Dataset entries
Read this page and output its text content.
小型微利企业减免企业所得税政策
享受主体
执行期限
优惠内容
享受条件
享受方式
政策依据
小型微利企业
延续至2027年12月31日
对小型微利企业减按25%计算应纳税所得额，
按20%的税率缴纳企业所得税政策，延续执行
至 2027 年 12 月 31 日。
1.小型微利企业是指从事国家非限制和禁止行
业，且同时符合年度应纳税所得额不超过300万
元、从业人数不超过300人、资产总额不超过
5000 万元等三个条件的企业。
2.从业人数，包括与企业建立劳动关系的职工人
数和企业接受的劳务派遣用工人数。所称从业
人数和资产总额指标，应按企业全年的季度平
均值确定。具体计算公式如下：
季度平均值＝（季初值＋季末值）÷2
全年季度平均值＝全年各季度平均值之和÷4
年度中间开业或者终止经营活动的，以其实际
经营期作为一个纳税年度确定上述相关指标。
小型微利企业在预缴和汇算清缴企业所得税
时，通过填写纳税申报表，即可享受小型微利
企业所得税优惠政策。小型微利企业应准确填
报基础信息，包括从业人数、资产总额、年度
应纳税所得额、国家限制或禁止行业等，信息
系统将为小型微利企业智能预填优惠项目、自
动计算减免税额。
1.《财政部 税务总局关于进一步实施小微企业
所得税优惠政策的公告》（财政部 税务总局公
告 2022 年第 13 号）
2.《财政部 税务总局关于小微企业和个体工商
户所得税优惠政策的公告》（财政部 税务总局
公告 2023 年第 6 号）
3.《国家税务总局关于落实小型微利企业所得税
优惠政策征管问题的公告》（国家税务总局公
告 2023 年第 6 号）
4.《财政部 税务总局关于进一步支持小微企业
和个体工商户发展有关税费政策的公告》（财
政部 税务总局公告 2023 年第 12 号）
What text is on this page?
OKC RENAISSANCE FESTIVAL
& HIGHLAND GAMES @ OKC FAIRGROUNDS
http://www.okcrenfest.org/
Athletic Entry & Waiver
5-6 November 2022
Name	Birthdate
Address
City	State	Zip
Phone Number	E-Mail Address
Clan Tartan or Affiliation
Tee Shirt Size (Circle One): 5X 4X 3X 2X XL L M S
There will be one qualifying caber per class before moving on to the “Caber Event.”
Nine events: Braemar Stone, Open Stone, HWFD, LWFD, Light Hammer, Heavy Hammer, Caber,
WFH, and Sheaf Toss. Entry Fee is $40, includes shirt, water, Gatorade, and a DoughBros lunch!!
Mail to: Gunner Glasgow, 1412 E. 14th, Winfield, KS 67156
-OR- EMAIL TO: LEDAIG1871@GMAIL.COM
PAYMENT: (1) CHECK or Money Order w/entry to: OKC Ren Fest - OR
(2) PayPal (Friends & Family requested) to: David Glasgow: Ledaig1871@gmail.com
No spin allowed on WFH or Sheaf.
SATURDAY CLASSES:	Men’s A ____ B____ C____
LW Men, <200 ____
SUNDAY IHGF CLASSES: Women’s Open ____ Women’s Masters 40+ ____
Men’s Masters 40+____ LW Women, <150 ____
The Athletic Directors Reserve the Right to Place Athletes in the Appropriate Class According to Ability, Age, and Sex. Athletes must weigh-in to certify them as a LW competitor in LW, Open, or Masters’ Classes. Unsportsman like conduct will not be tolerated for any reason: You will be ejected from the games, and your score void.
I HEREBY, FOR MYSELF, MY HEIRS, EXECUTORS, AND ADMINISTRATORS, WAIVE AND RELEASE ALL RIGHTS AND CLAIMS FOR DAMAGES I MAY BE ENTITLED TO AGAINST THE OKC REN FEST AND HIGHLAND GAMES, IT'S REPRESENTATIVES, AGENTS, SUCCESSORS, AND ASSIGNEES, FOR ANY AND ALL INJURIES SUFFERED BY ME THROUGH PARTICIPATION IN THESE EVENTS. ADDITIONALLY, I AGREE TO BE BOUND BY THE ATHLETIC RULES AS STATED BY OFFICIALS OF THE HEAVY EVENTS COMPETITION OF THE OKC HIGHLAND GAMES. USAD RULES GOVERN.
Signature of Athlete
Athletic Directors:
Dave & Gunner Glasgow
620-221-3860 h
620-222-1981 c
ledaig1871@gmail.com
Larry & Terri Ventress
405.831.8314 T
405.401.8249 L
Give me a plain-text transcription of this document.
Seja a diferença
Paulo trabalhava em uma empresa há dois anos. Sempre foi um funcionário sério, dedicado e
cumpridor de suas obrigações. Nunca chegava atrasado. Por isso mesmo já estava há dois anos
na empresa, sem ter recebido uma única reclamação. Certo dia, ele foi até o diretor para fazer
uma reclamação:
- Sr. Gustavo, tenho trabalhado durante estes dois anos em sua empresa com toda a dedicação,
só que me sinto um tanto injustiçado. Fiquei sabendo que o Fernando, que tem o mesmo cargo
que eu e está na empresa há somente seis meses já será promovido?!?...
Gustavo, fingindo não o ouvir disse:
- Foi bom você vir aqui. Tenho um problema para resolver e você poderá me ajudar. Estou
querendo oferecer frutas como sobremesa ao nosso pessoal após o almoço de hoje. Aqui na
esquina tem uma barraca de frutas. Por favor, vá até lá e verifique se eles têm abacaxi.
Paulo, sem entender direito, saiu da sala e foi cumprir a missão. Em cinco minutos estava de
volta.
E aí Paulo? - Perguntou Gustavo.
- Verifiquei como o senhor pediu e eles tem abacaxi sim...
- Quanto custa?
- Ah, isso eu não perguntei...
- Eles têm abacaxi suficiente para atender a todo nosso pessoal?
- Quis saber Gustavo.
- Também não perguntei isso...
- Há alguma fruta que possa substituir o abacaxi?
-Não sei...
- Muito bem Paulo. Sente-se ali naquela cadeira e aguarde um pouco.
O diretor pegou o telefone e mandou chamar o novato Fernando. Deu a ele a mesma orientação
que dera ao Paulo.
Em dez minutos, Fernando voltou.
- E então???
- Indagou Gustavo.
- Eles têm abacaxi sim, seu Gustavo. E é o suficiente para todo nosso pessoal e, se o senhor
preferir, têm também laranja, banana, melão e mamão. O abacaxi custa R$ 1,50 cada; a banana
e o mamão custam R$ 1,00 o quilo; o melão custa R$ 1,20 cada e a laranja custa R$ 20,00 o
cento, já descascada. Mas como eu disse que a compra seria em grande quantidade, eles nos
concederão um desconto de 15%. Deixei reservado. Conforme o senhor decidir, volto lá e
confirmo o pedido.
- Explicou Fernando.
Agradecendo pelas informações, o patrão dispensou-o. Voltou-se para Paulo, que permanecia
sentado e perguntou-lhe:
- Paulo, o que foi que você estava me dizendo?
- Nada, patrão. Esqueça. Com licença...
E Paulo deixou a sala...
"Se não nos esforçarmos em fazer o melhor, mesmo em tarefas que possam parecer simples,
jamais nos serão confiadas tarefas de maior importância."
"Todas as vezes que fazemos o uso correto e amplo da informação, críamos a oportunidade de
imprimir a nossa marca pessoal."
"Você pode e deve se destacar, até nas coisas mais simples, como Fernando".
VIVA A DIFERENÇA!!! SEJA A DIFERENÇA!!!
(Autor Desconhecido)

§ **Work to do**
Note how many lines in the listing above hold the string "para", then give only that figure.

§ **Response below**
5